:: Teks Kutipan ::

Menurut pemahaman Izutzu, kata ‘aql di zaman
jahiliyah
digunakan dalam arti kecerdasan praktis (practical intelligence), yang dalam istilah
psikologi modern disebut kecakapan memecahkan masalah (problem solving
capacity). Dengan demikian, orang berakal adalah orang yang mempunyai kecakapan
untuk menyelesaikan masalah, memecahkan problem yang dihadapi dan dapat
melepaskan diri dari bahaya yang mengancam. Lebih lanjut menurutnya, kata
‘aql mengalami perubahan arti setelah masuk ke dalam filsafat Islam. Hal
ini terjadi disebabkan pengaruh filsafat Yunani yang masuk dalam
pemikiran Islam, yang mengartikan ‘aql sama dengan Nous
yang mengandung arti daya berfikir yang terdapat dalam jiwa manusia. Pemahaman
dan pemikiran tidak lagi melalui
di dada (Al-qalb) akan tetapi melalui Al-‘aql di kepala.[4]
Menurut Imam
Al-ghazali didalam kitabnya Ihya’ ‘Ulumuddin mendefinisikan bahwa akal
adalah sumber ilmu, tempat terbit dan dasar ilmu. Ilmu itu berjalan dari
padanya seperti jalannya buah dari pohon, cahaya dari matahari, dan penglihatan
dari mata.[5]
b. Fungsi Akal
Akal banyak memiliki fungsi dalam kehidupan, antara lain:
1. Sebagai tolak ukur akan kebenaran dan kebatilan.
2. Sebagai alat untuk menemukan solusi ketika permasalahan datang.
3. Sebagai alat untuk mencerna berbagai hal dan cara tingkah laku yang benar.
Dan masih banyak lagi fungsi akal, karena hakikat dari akal adalah
sebagai mesin penggerak dalam tubuh yang mengatur dalam berbagai hal yang akan
dilakukan setiap manusia yang akan meninjau baik, buruk dan akibatnya dari hal
yang akan dikerjakan tersebut. Dan Akal adalah jalan untuk
memperoleh iman sejati, iman tidaklah sempurna kalau tidak didasarkan akal iman
harus berdasar pada keyakinan, bukan pada pendapat dan akal lah yang menjadi
sumber keyakinan pada tuhan.
c.
Kekuatan Akal
Tak seperti wahyu, kekuatan akal lebih terlihat jelas dan mudah dimengerti,
seperti contoh:
1.
Mengetahui tuhan dan
sifat-sifatnya.
2.
Mengetahui adanya hidup
akhirat.
3.
Mengetahui bahwa
kebahagiaan jiwa di akhirat bergantung pada mengenal Tuhan dan berbuat baik,
sedang kesengsaraan tergantung pada tidak mengenal Tuhan dan pada perbuatan jahat.
4.
Mengetahui wajibnya
manusia mengenal Tuhan.
5.
Mengetahui wajibnya
manusia berbuat baik dan wajibnya ia menjauhi perbuatan jahat untuk kebahagiannya di akhirat.
6.
Membuat hukum-hukum
mengenai kewajiban-kewajiban itu.
Ketahuilah bahwa manusia itu berbeda-beda dalam memberi batasan (definisi)

:: Materi Terkumpul ::
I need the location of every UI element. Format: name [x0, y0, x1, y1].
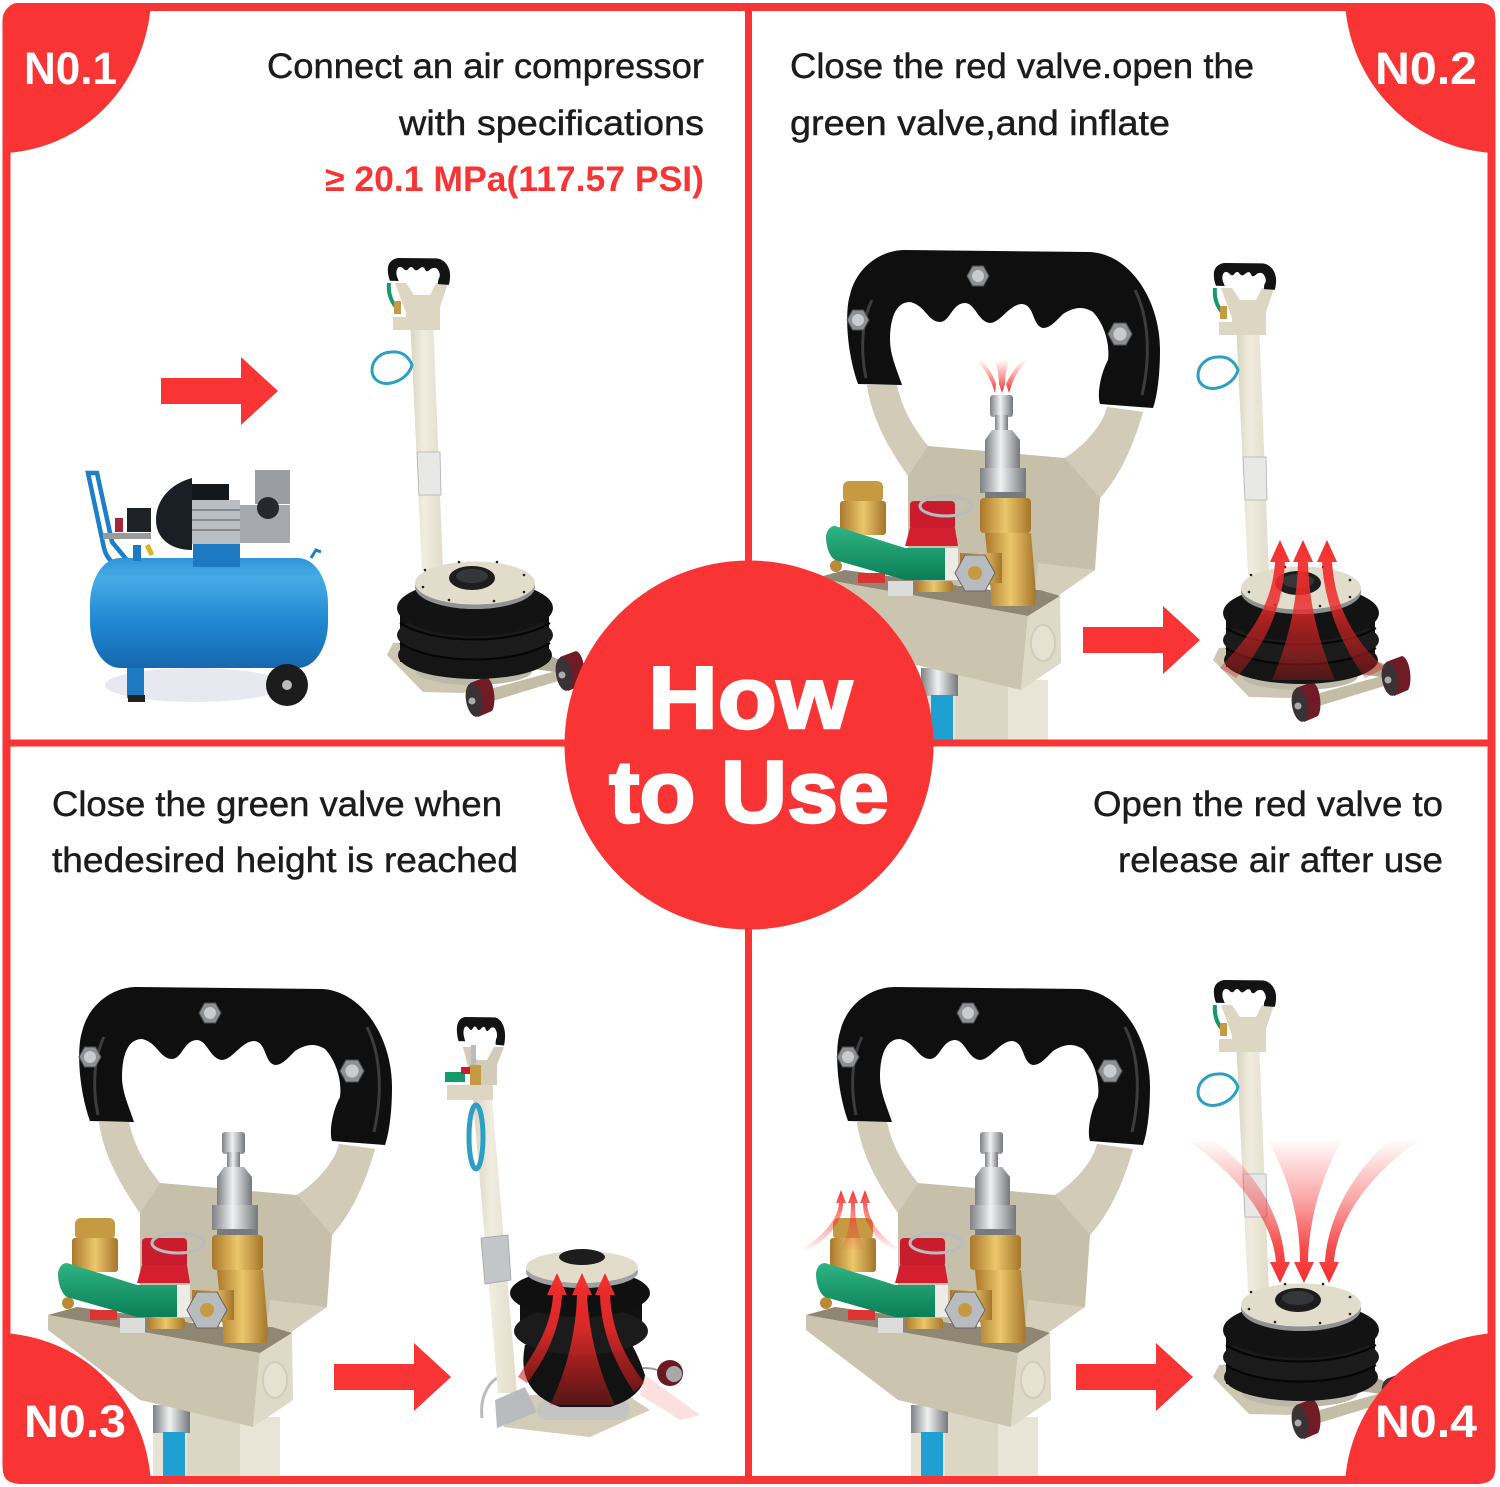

:: Soal Latihan ::
Mohon salin persis bagian teks kutipan yang dimulai dengan "Mengetahui bahwa" dan terus berlanjut hingga "kebahagiannya di akhirat.". Kerjakan hanya dengan berpegang pada teks kutipan.

:: Jawaban Latihan ::
Mengetahui bahwa
kebahagiaan jiwa di akhirat bergantung pada mengenal Tuhan dan berbuat baik,
sedang kesengsaraan tergantung pada tidak mengenal Tuhan dan pada perbuatan jahat.
4.
Mengetahui wajibnya
manusia mengenal Tuhan.
5.
Mengetahui wajibnya
manusia berbuat baik dan wajibnya ia menjauhi perbuatan jahat untuk kebahagiannya di akhirat.